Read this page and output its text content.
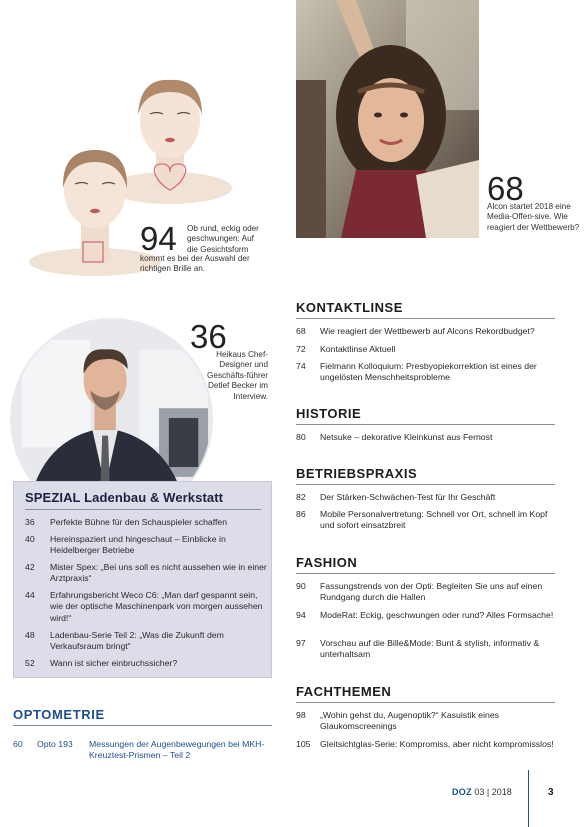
68
Alcon startet 2018 eine Media-Offen-sive. Wie reagiert der Wettbewerb?
94 Ob rund, eckig oder geschwungen: Auf die Gesichtsform
kommt es bei der Auswahl der richtigen Brille an.
36
Heikaus Chef-Designer und Geschäfts-führer Detlef Becker im Interview.
SPEZIAL Ladenbau & Werkstatt
36	Perfekte Bühne für den Schauspieler schaffen
40	Hereinspaziert und hingeschaut – Einblicke in Heidelberger Betriebe
42	Mister Spex: „Bei uns soll es nicht aussehen wie in einer Arztpraxis“
44	Erfahrungsbericht Weco C6: „Man darf gespannt sein, wie der optische Maschinenpark von morgen aussehen wird!“
48	Ladenbau-Serie Teil 2: „Was die Zukunft dem Verkaufsraum bringt“
52	Wann ist sicher einbruchssicher?
OPTOMETRIE
60 Opto 193 Messungen der Augenbewegungen bei MKH-Kreuztest-Prismen – Teil 2
KONTAKTLINSE
68	Wie reagiert der Wettbewerb auf Alcons Rekordbudget?
72	Kontaktlinse Aktuell
74	Fielmann Kolloquium: Presbyopiekorrektion ist eines der ungelösten Menschheitsprobleme
HISTORIE
80	Netsuke – dekorative Kleinkunst aus Fernost
BETRIEBSPRAXIS
82	Der Stärken-Schwächen-Test für Ihr Geschäft
86	Mobile Personalvertretung: Schnell vor Ort, schnell im Kopf und sofort einsatzbreit
FASHION
90	Fassungstrends von der Opti: Begleiten Sie uns auf einen Rundgang durch die Hallen
94	ModeRat: Eckig, geschwungen oder rund? Alles Formsache!
97	Vorschau auf die Bille&Mode: Bunt & stylish, informativ & unterhaltsam
FACHTHEMEN
98	„Wohin gehst du, Augenoptik?“ Kasuistik eines Glaukomscreenings
105	Gleitsichtglas-Serie: Kompromiss, aber nicht kompromisslos!
DOZ 03 | 2018	3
════════════════════
§ **What is being asked**: Quote every record above exactly, omitting any pictures they contain.

§ **Expected answer**:
Read this page and output its text content.
68
Alcon startet 2018 eine Media-Offen-sive. Wie reagiert der Wettbewerb?
94 Ob rund, eckig oder geschwungen: Auf die Gesichtsform
kommt es bei der Auswahl der richtigen Brille an.
36
Heikaus Chef-Designer und Geschäfts-führer Detlef Becker im Interview.
SPEZIAL Ladenbau & Werkstatt
36	Perfekte Bühne für den Schauspieler schaffen
40	Hereinspaziert und hingeschaut – Einblicke in Heidelberger Betriebe
42	Mister Spex: „Bei uns soll es nicht aussehen wie in einer Arztpraxis“
44	Erfahrungsbericht Weco C6: „Man darf gespannt sein, wie der optische Maschinenpark von morgen aussehen wird!“
48	Ladenbau-Serie Teil 2: „Was die Zukunft dem Verkaufsraum bringt“
52	Wann ist sicher einbruchssicher?
OPTOMETRIE
60 Opto 193 Messungen der Augenbewegungen bei MKH-Kreuztest-Prismen – Teil 2
KONTAKTLINSE
68	Wie reagiert der Wettbewerb auf Alcons Rekordbudget?
72	Kontaktlinse Aktuell
74	Fielmann Kolloquium: Presbyopiekorrektion ist eines der ungelösten Menschheitsprobleme
HISTORIE
80	Netsuke – dekorative Kleinkunst aus Fernost
BETRIEBSPRAXIS
82	Der Stärken-Schwächen-Test für Ihr Geschäft
86	Mobile Personalvertretung: Schnell vor Ort, schnell im Kopf und sofort einsatzbreit
FASHION
90	Fassungstrends von der Opti: Begleiten Sie uns auf einen Rundgang durch die Hallen
94	ModeRat: Eckig, geschwungen oder rund? Alles Formsache!
97	Vorschau auf die Bille&Mode: Bunt & stylish, informativ & unterhaltsam
FACHTHEMEN
98	„Wohin gehst du, Augenoptik?“ Kasuistik eines Glaukomscreenings
105	Gleitsichtglas-Serie: Kompromiss, aber nicht kompromisslos!
DOZ 03 | 2018	3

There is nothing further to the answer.